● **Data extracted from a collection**
┌──

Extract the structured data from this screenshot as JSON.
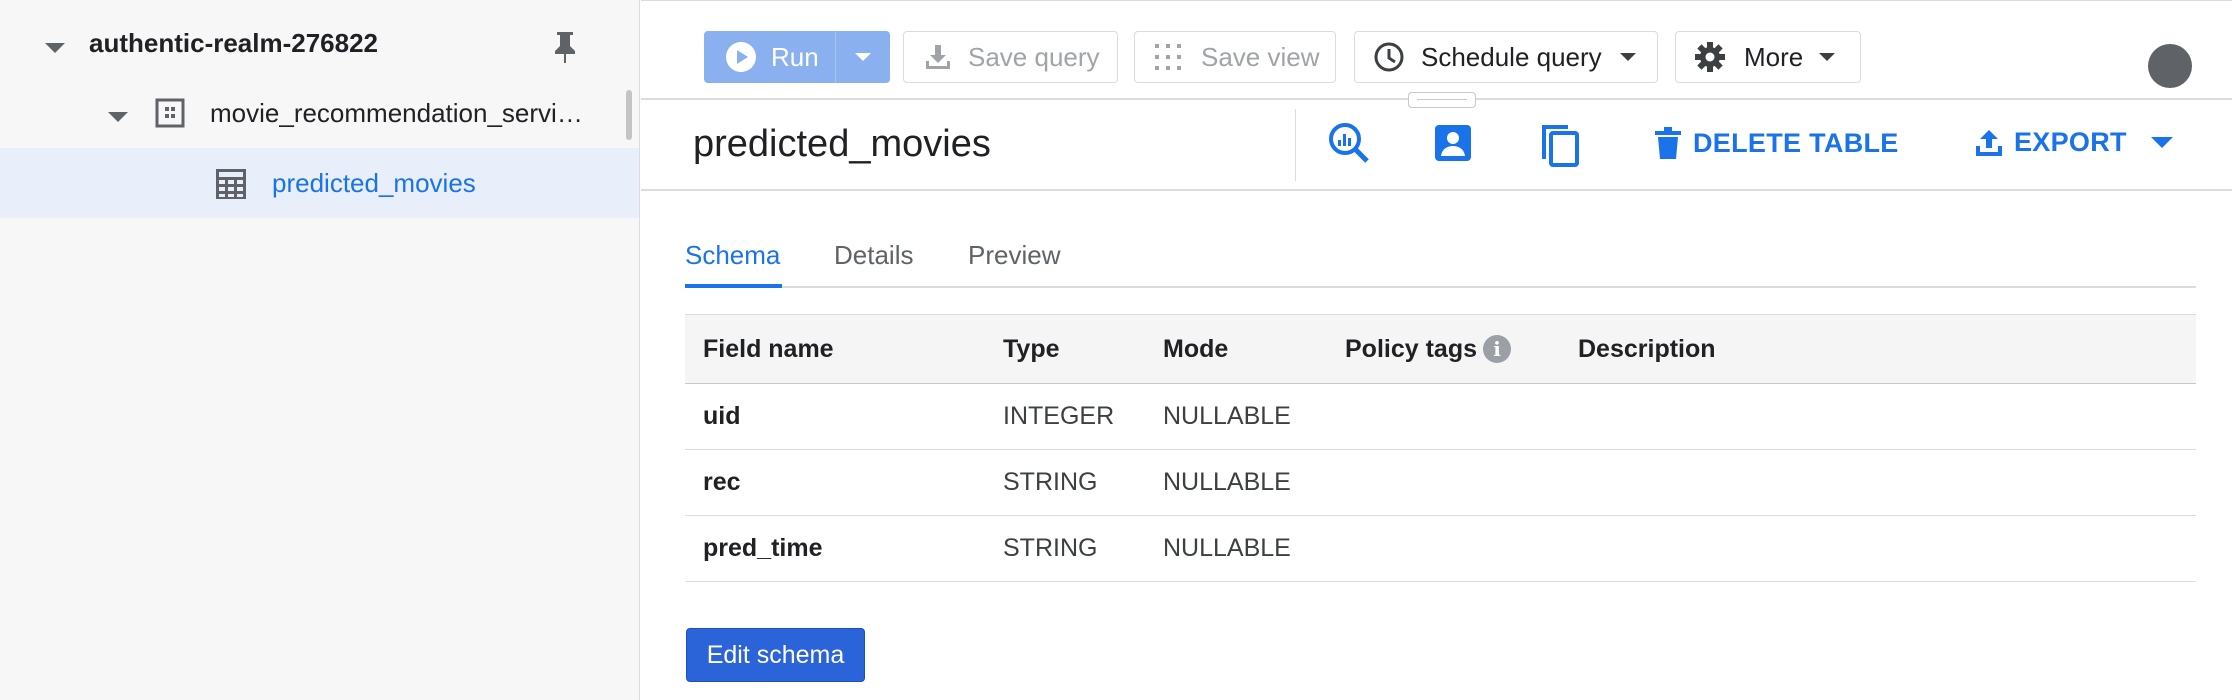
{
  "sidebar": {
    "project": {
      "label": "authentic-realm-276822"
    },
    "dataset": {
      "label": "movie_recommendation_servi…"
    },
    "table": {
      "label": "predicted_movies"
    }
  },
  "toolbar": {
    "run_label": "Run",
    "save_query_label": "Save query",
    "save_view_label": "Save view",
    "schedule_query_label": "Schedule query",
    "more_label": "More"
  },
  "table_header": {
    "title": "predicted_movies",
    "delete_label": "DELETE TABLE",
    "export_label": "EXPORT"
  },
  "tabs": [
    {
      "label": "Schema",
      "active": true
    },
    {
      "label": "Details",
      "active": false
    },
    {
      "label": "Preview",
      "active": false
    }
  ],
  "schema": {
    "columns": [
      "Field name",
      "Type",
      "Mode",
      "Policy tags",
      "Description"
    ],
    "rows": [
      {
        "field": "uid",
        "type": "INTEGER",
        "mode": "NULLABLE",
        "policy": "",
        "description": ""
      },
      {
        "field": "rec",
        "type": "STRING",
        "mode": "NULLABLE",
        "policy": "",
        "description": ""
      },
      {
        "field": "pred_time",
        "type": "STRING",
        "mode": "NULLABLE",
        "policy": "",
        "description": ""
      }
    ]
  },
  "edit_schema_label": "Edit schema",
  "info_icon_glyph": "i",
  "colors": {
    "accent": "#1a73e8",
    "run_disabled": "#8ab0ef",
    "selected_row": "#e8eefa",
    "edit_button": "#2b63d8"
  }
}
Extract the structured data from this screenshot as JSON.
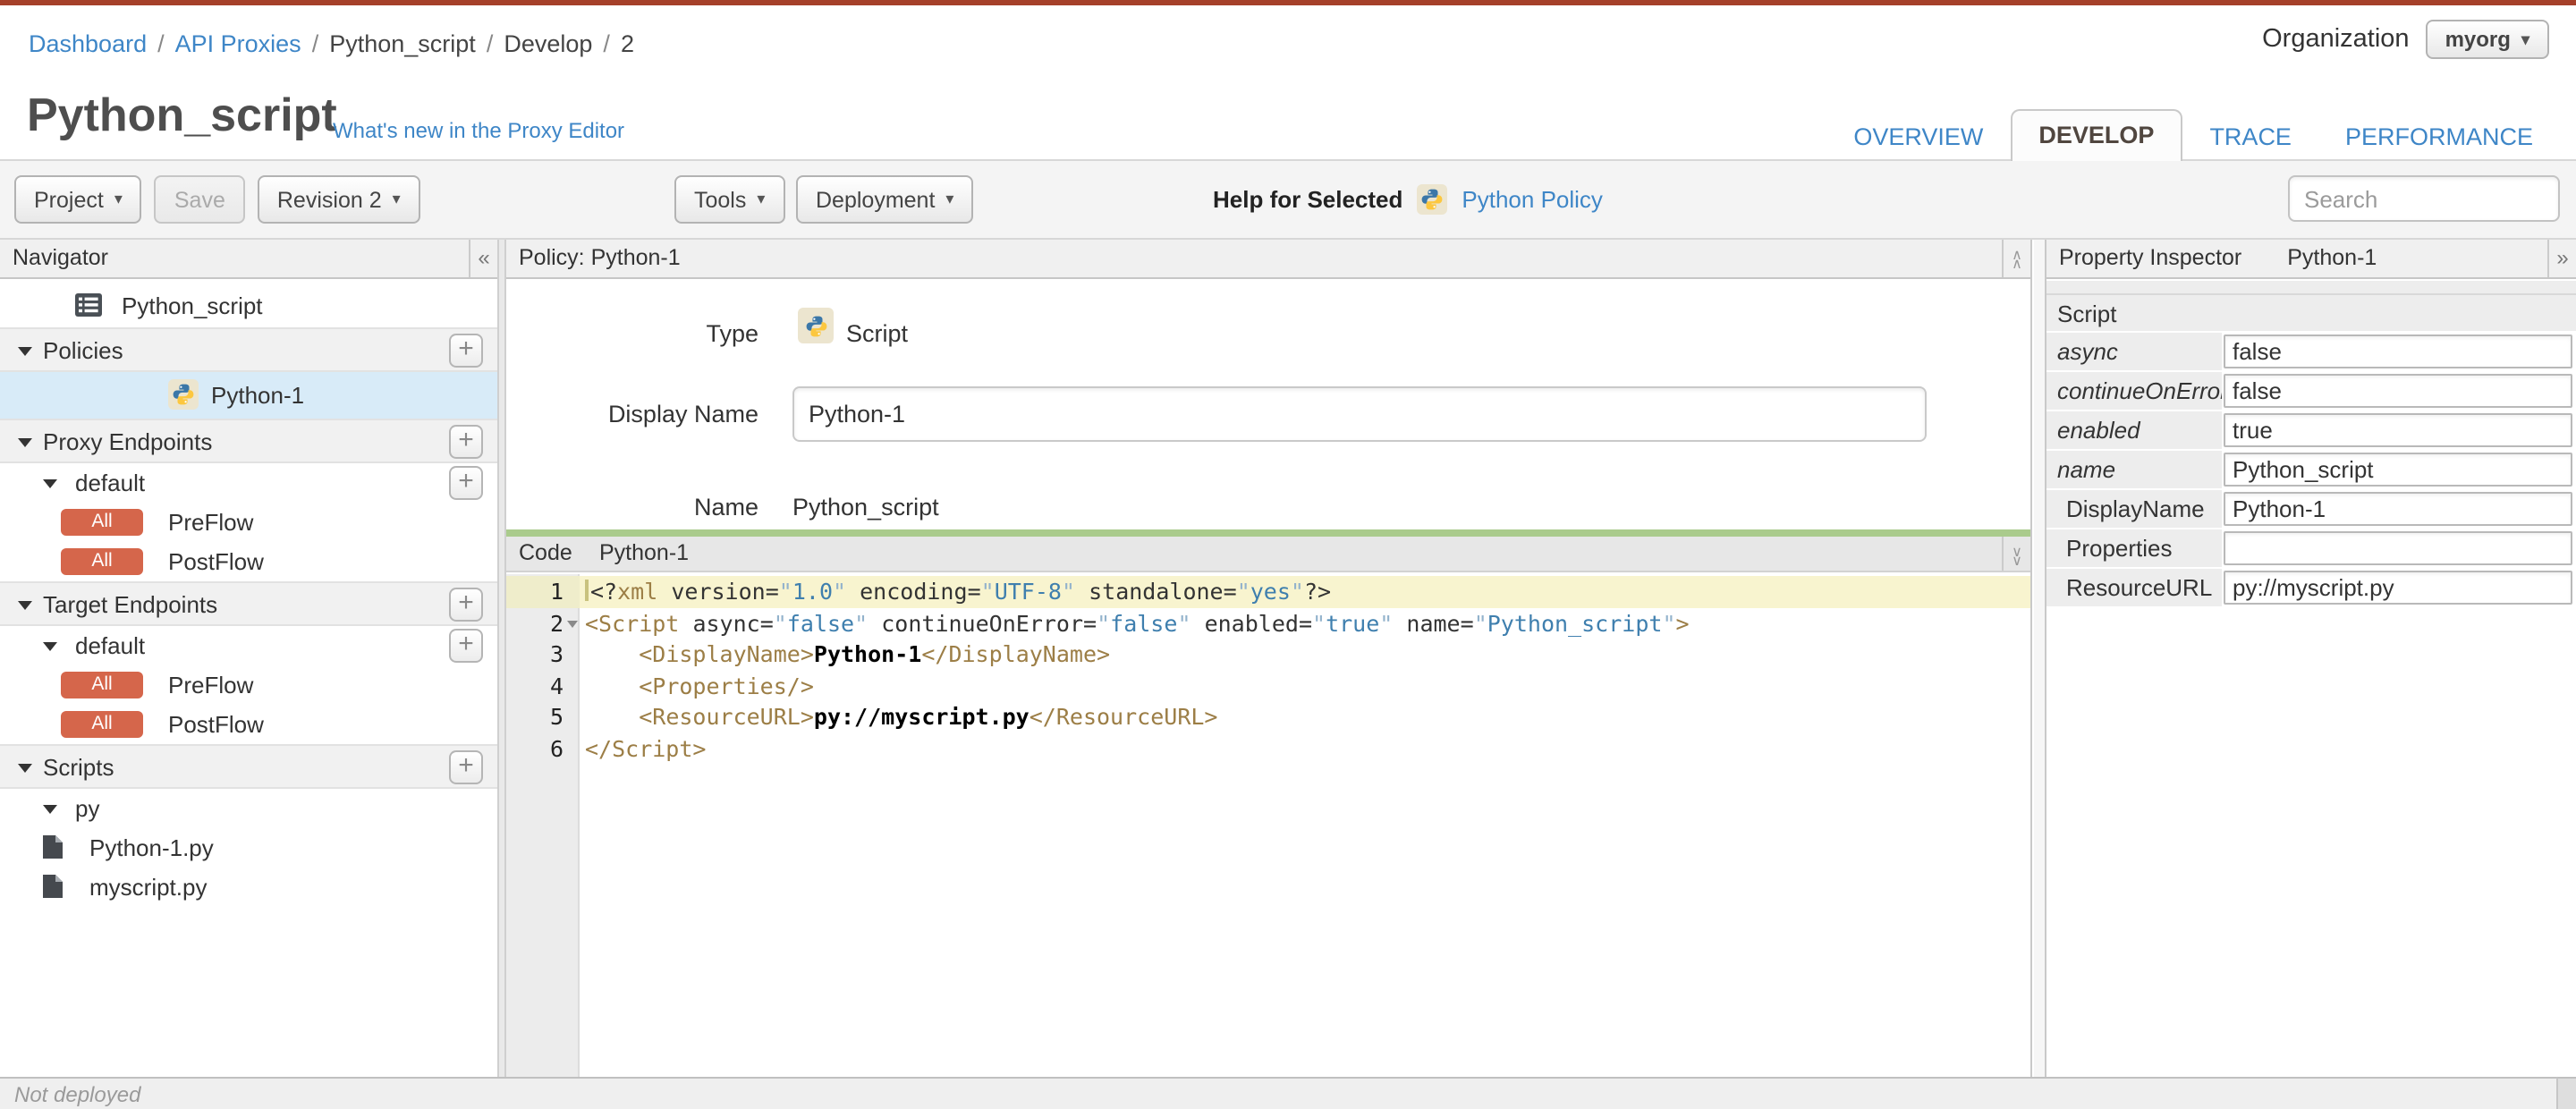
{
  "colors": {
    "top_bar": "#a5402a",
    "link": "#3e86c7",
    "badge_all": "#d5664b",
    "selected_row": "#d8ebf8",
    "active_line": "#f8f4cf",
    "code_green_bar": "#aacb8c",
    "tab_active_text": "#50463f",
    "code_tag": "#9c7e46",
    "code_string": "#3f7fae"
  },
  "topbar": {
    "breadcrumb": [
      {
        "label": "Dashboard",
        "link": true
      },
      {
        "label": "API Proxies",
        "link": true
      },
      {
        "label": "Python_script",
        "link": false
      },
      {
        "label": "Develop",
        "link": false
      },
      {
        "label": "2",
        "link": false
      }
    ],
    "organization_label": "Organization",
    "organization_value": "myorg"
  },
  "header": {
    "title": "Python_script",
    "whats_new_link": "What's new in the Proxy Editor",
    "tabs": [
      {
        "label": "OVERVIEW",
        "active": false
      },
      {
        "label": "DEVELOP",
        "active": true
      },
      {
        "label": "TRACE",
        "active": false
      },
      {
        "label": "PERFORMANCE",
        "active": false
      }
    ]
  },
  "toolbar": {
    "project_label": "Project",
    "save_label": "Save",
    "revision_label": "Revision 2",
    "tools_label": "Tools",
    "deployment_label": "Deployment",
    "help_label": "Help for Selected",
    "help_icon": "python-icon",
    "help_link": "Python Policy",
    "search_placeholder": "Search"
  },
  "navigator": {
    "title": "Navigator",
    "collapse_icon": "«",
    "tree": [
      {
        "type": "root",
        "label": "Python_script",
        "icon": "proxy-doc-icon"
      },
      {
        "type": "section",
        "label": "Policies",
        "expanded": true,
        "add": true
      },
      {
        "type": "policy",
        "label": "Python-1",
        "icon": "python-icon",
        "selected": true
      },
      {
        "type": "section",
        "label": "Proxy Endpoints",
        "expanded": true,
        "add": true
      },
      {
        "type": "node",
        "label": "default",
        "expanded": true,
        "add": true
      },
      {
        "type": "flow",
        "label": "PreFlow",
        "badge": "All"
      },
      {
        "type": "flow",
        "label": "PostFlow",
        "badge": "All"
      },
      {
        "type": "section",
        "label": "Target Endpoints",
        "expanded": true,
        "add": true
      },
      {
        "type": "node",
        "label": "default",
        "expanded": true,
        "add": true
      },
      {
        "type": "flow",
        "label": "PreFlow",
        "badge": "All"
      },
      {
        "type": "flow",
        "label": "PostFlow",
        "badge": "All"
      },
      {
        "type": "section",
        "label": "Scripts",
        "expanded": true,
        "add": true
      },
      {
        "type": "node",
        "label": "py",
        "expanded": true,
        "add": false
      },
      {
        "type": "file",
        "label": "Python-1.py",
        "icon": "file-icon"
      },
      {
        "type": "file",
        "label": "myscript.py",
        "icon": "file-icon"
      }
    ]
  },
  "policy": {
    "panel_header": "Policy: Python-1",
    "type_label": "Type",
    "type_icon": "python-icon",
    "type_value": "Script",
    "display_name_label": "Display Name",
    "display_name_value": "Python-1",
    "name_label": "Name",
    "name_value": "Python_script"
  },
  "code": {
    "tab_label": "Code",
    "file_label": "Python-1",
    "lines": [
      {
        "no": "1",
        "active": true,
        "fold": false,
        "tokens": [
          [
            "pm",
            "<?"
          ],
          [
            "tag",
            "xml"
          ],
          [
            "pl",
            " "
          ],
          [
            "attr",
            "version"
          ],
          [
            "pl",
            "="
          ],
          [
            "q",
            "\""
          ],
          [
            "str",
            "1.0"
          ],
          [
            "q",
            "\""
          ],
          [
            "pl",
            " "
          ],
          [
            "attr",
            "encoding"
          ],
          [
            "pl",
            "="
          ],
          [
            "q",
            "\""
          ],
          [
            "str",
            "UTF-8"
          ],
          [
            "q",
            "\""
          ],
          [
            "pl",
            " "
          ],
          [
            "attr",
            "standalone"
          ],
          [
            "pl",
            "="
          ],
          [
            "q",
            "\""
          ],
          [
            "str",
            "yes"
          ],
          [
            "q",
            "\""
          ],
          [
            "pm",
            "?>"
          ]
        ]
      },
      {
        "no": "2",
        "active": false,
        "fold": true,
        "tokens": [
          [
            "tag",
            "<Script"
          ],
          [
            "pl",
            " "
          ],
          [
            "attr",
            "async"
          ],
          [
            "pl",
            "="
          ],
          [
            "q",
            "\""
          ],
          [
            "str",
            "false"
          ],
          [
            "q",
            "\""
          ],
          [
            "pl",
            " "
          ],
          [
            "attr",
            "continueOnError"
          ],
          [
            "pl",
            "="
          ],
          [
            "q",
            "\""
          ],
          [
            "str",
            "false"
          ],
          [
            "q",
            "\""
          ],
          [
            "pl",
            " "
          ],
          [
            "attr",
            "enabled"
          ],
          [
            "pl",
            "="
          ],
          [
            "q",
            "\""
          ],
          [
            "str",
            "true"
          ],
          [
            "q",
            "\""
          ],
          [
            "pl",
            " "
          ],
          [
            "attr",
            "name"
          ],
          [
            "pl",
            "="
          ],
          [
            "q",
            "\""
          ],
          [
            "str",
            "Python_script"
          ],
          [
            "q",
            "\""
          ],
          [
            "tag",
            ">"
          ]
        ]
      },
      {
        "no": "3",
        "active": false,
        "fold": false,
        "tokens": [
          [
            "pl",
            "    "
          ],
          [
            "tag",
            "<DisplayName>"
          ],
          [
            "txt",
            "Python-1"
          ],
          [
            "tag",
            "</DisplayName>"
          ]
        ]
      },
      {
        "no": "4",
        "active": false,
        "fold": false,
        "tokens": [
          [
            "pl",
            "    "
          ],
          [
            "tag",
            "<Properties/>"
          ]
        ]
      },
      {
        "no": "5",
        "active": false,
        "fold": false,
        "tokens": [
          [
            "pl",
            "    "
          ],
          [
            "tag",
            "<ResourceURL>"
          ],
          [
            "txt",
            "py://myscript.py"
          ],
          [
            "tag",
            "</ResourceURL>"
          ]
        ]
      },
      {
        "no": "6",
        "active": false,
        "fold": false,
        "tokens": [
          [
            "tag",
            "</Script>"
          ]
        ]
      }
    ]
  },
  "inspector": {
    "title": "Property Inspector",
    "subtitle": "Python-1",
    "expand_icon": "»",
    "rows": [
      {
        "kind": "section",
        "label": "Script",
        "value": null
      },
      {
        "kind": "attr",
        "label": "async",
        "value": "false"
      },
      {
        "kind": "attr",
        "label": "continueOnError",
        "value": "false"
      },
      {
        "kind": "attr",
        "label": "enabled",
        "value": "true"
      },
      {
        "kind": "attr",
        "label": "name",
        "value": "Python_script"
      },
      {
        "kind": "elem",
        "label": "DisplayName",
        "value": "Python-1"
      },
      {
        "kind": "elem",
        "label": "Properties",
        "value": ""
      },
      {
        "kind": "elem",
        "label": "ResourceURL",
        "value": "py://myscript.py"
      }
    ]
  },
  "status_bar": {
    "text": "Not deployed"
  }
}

└──

● **Problem requirements**
Filter the entries down to the lines containing "continueOnError". Copy each of those lines.

● **Final result**
            "continueOnError"
        "label": "continueOnError",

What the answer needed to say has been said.